(Lines of data)
------------------------

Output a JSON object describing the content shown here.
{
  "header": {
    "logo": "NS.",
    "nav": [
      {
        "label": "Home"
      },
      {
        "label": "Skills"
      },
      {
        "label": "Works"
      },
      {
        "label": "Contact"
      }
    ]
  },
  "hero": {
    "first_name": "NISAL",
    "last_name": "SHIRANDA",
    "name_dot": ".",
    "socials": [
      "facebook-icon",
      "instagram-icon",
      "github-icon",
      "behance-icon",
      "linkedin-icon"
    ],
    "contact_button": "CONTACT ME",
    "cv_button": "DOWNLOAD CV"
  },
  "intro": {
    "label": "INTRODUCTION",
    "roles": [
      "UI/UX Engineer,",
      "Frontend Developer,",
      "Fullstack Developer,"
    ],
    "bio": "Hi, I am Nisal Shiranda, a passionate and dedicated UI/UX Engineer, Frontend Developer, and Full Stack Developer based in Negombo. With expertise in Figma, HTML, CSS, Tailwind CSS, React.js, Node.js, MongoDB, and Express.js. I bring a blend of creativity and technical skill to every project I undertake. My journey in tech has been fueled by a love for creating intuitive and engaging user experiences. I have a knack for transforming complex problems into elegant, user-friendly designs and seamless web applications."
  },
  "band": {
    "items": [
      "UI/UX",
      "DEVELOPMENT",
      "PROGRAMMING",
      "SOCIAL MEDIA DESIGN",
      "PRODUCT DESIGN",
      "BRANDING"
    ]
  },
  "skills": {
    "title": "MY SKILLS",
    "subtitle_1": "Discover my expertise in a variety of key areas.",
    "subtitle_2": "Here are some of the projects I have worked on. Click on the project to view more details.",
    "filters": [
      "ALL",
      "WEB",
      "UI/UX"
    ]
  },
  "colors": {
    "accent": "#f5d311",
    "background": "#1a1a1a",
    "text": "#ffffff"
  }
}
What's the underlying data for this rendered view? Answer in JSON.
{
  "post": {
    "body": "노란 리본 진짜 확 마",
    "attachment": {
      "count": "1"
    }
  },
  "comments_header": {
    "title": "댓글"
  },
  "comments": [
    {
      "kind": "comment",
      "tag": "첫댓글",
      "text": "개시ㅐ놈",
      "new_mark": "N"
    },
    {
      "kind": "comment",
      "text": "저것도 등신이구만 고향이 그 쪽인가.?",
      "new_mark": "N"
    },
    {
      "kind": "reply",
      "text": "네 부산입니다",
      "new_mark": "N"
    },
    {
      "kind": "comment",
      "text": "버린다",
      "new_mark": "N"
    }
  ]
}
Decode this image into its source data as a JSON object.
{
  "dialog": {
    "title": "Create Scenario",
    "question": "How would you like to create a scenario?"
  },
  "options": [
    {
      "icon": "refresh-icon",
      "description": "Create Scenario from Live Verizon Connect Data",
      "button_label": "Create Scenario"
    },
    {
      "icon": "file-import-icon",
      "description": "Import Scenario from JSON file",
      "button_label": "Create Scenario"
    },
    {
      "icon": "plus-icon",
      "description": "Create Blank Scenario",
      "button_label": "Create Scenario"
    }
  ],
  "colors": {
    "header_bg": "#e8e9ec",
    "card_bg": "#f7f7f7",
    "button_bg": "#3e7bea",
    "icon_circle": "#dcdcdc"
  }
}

------------------------

WORK INSTRUCTIONS -
Retype all the records, matching them exactly.

COMPLETED EXERCISE -
Output a JSON object describing the content shown here.
{
  "header": {
    "logo": "NS.",
    "nav": [
      {
        "label": "Home"
      },
      {
        "label": "Skills"
      },
      {
        "label": "Works"
      },
      {
        "label": "Contact"
      }
    ]
  },
  "hero": {
    "first_name": "NISAL",
    "last_name": "SHIRANDA",
    "name_dot": ".",
    "socials": [
      "facebook-icon",
      "instagram-icon",
      "github-icon",
      "behance-icon",
      "linkedin-icon"
    ],
    "contact_button": "CONTACT ME",
    "cv_button": "DOWNLOAD CV"
  },
  "intro": {
    "label": "INTRODUCTION",
    "roles": [
      "UI/UX Engineer,",
      "Frontend Developer,",
      "Fullstack Developer,"
    ],
    "bio": "Hi, I am Nisal Shiranda, a passionate and dedicated UI/UX Engineer, Frontend Developer, and Full Stack Developer based in Negombo. With expertise in Figma, HTML, CSS, Tailwind CSS, React.js, Node.js, MongoDB, and Express.js. I bring a blend of creativity and technical skill to every project I undertake. My journey in tech has been fueled by a love for creating intuitive and engaging user experiences. I have a knack for transforming complex problems into elegant, user-friendly designs and seamless web applications."
  },
  "band": {
    "items": [
      "UI/UX",
      "DEVELOPMENT",
      "PROGRAMMING",
      "SOCIAL MEDIA DESIGN",
      "PRODUCT DESIGN",
      "BRANDING"
    ]
  },
  "skills": {
    "title": "MY SKILLS",
    "subtitle_1": "Discover my expertise in a variety of key areas.",
    "subtitle_2": "Here are some of the projects I have worked on. Click on the project to view more details.",
    "filters": [
      "ALL",
      "WEB",
      "UI/UX"
    ]
  },
  "colors": {
    "accent": "#f5d311",
    "background": "#1a1a1a",
    "text": "#ffffff"
  }
}
What's the underlying data for this rendered view? Answer in JSON.
{
  "post": {
    "body": "노란 리본 진짜 확 마",
    "attachment": {
      "count": "1"
    }
  },
  "comments_header": {
    "title": "댓글"
  },
  "comments": [
    {
      "kind": "comment",
      "tag": "첫댓글",
      "text": "개시ㅐ놈",
      "new_mark": "N"
    },
    {
      "kind": "comment",
      "text": "저것도 등신이구만 고향이 그 쪽인가.?",
      "new_mark": "N"
    },
    {
      "kind": "reply",
      "text": "네 부산입니다",
      "new_mark": "N"
    },
    {
      "kind": "comment",
      "text": "버린다",
      "new_mark": "N"
    }
  ]
}
Decode this image into its source data as a JSON object.
{
  "dialog": {
    "title": "Create Scenario",
    "question": "How would you like to create a scenario?"
  },
  "options": [
    {
      "icon": "refresh-icon",
      "description": "Create Scenario from Live Verizon Connect Data",
      "button_label": "Create Scenario"
    },
    {
      "icon": "file-import-icon",
      "description": "Import Scenario from JSON file",
      "button_label": "Create Scenario"
    },
    {
      "icon": "plus-icon",
      "description": "Create Blank Scenario",
      "button_label": "Create Scenario"
    }
  ],
  "colors": {
    "header_bg": "#e8e9ec",
    "card_bg": "#f7f7f7",
    "button_bg": "#3e7bea",
    "icon_circle": "#dcdcdc"
  }
}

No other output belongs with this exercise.